**Brief**. Print all of the lines exactly. Any picture among them stays out.

**Dataset rows about figures**.
————————

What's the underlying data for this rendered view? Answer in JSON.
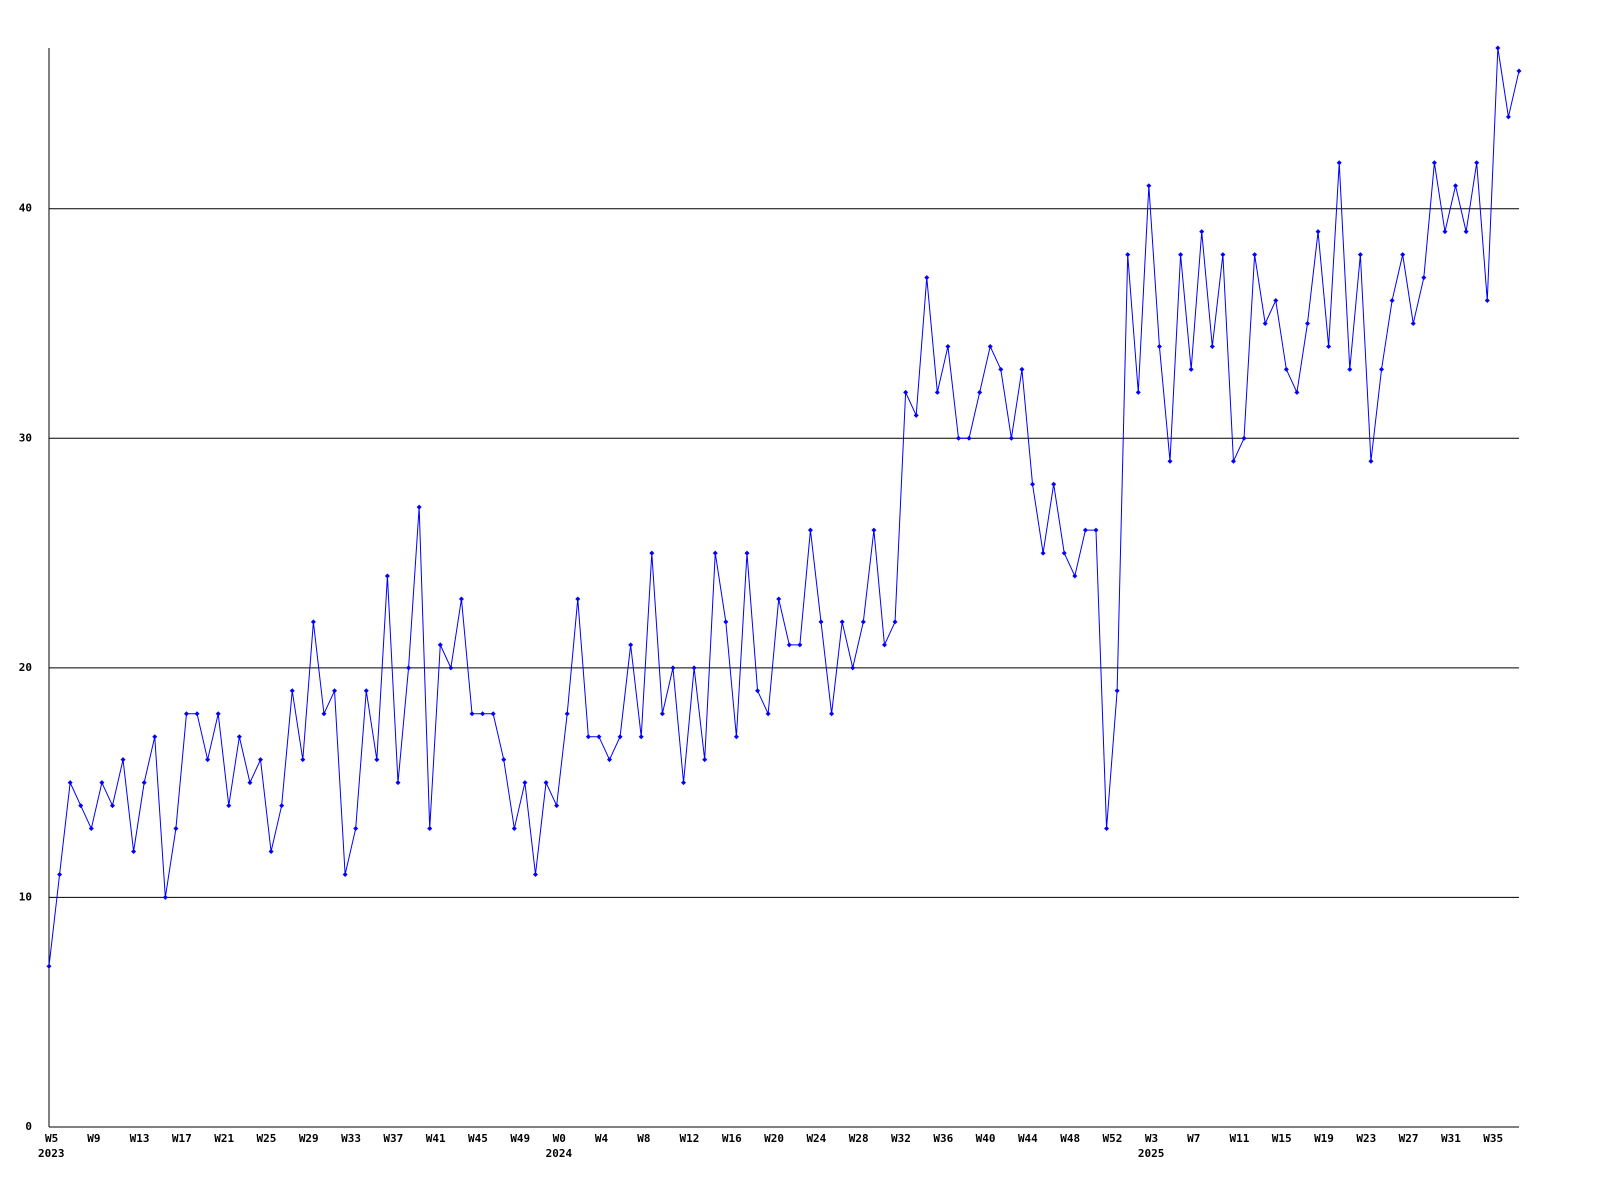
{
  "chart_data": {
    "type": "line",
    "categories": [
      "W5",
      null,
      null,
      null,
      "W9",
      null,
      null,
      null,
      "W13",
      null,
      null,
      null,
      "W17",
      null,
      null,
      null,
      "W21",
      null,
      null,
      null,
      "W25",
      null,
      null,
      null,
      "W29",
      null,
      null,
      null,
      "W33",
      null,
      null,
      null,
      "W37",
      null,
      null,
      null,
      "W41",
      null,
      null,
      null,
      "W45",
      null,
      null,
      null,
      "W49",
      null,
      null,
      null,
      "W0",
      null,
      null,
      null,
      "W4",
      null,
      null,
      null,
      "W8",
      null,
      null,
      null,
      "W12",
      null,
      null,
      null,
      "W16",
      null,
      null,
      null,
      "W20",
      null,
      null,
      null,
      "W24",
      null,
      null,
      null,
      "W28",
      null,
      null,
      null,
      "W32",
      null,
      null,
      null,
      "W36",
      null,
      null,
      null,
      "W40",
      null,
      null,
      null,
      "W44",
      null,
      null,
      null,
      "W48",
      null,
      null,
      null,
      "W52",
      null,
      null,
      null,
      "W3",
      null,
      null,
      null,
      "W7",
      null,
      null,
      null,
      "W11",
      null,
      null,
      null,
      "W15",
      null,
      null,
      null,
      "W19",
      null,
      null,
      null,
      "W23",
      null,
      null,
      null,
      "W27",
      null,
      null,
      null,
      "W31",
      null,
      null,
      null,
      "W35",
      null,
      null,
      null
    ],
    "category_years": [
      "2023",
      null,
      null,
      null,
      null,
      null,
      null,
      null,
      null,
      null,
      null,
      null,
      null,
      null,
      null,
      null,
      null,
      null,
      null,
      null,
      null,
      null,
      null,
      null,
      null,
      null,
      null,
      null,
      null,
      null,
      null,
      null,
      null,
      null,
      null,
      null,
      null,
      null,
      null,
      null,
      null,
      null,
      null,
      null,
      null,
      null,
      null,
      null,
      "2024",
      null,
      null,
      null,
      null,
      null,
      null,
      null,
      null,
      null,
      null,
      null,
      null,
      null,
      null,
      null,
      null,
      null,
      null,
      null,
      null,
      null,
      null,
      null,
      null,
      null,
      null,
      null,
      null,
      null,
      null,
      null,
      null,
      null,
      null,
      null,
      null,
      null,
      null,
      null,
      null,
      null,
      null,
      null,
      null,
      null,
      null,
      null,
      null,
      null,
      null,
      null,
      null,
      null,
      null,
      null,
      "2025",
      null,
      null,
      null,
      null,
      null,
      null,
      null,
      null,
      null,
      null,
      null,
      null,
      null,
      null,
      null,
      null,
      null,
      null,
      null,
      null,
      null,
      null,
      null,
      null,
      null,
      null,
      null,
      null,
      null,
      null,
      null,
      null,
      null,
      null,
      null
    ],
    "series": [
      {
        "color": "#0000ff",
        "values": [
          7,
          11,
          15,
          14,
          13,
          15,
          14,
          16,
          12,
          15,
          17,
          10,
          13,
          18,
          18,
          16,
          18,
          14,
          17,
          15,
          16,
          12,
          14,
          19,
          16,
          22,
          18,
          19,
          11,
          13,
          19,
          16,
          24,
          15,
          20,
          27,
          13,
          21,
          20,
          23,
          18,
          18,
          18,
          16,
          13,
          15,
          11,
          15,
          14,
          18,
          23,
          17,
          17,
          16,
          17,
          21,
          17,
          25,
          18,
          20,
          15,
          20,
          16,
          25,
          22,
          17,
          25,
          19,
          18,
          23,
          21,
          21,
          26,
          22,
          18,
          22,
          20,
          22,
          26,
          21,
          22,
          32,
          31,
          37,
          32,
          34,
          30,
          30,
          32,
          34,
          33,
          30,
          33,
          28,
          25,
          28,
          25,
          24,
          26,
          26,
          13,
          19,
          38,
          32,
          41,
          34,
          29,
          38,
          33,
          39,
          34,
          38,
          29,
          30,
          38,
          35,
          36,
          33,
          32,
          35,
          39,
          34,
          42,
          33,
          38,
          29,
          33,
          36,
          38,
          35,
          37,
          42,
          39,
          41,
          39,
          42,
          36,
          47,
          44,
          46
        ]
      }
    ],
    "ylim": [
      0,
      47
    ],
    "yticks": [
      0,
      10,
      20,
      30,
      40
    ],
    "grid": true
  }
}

————————

**Answer to the task**.
What's the underlying data for this rendered view? Answer in JSON.
{
  "chart_data": {
    "type": "line",
    "categories": [
      "W5",
      null,
      null,
      null,
      "W9",
      null,
      null,
      null,
      "W13",
      null,
      null,
      null,
      "W17",
      null,
      null,
      null,
      "W21",
      null,
      null,
      null,
      "W25",
      null,
      null,
      null,
      "W29",
      null,
      null,
      null,
      "W33",
      null,
      null,
      null,
      "W37",
      null,
      null,
      null,
      "W41",
      null,
      null,
      null,
      "W45",
      null,
      null,
      null,
      "W49",
      null,
      null,
      null,
      "W0",
      null,
      null,
      null,
      "W4",
      null,
      null,
      null,
      "W8",
      null,
      null,
      null,
      "W12",
      null,
      null,
      null,
      "W16",
      null,
      null,
      null,
      "W20",
      null,
      null,
      null,
      "W24",
      null,
      null,
      null,
      "W28",
      null,
      null,
      null,
      "W32",
      null,
      null,
      null,
      "W36",
      null,
      null,
      null,
      "W40",
      null,
      null,
      null,
      "W44",
      null,
      null,
      null,
      "W48",
      null,
      null,
      null,
      "W52",
      null,
      null,
      null,
      "W3",
      null,
      null,
      null,
      "W7",
      null,
      null,
      null,
      "W11",
      null,
      null,
      null,
      "W15",
      null,
      null,
      null,
      "W19",
      null,
      null,
      null,
      "W23",
      null,
      null,
      null,
      "W27",
      null,
      null,
      null,
      "W31",
      null,
      null,
      null,
      "W35",
      null,
      null,
      null
    ],
    "category_years": [
      "2023",
      null,
      null,
      null,
      null,
      null,
      null,
      null,
      null,
      null,
      null,
      null,
      null,
      null,
      null,
      null,
      null,
      null,
      null,
      null,
      null,
      null,
      null,
      null,
      null,
      null,
      null,
      null,
      null,
      null,
      null,
      null,
      null,
      null,
      null,
      null,
      null,
      null,
      null,
      null,
      null,
      null,
      null,
      null,
      null,
      null,
      null,
      null,
      "2024",
      null,
      null,
      null,
      null,
      null,
      null,
      null,
      null,
      null,
      null,
      null,
      null,
      null,
      null,
      null,
      null,
      null,
      null,
      null,
      null,
      null,
      null,
      null,
      null,
      null,
      null,
      null,
      null,
      null,
      null,
      null,
      null,
      null,
      null,
      null,
      null,
      null,
      null,
      null,
      null,
      null,
      null,
      null,
      null,
      null,
      null,
      null,
      null,
      null,
      null,
      null,
      null,
      null,
      null,
      null,
      "2025",
      null,
      null,
      null,
      null,
      null,
      null,
      null,
      null,
      null,
      null,
      null,
      null,
      null,
      null,
      null,
      null,
      null,
      null,
      null,
      null,
      null,
      null,
      null,
      null,
      null,
      null,
      null,
      null,
      null,
      null,
      null,
      null,
      null,
      null,
      null
    ],
    "series": [
      {
        "color": "#0000ff",
        "values": [
          7,
          11,
          15,
          14,
          13,
          15,
          14,
          16,
          12,
          15,
          17,
          10,
          13,
          18,
          18,
          16,
          18,
          14,
          17,
          15,
          16,
          12,
          14,
          19,
          16,
          22,
          18,
          19,
          11,
          13,
          19,
          16,
          24,
          15,
          20,
          27,
          13,
          21,
          20,
          23,
          18,
          18,
          18,
          16,
          13,
          15,
          11,
          15,
          14,
          18,
          23,
          17,
          17,
          16,
          17,
          21,
          17,
          25,
          18,
          20,
          15,
          20,
          16,
          25,
          22,
          17,
          25,
          19,
          18,
          23,
          21,
          21,
          26,
          22,
          18,
          22,
          20,
          22,
          26,
          21,
          22,
          32,
          31,
          37,
          32,
          34,
          30,
          30,
          32,
          34,
          33,
          30,
          33,
          28,
          25,
          28,
          25,
          24,
          26,
          26,
          13,
          19,
          38,
          32,
          41,
          34,
          29,
          38,
          33,
          39,
          34,
          38,
          29,
          30,
          38,
          35,
          36,
          33,
          32,
          35,
          39,
          34,
          42,
          33,
          38,
          29,
          33,
          36,
          38,
          35,
          37,
          42,
          39,
          41,
          39,
          42,
          36,
          47,
          44,
          46
        ]
      }
    ],
    "ylim": [
      0,
      47
    ],
    "yticks": [
      0,
      10,
      20,
      30,
      40
    ],
    "grid": true
  }
}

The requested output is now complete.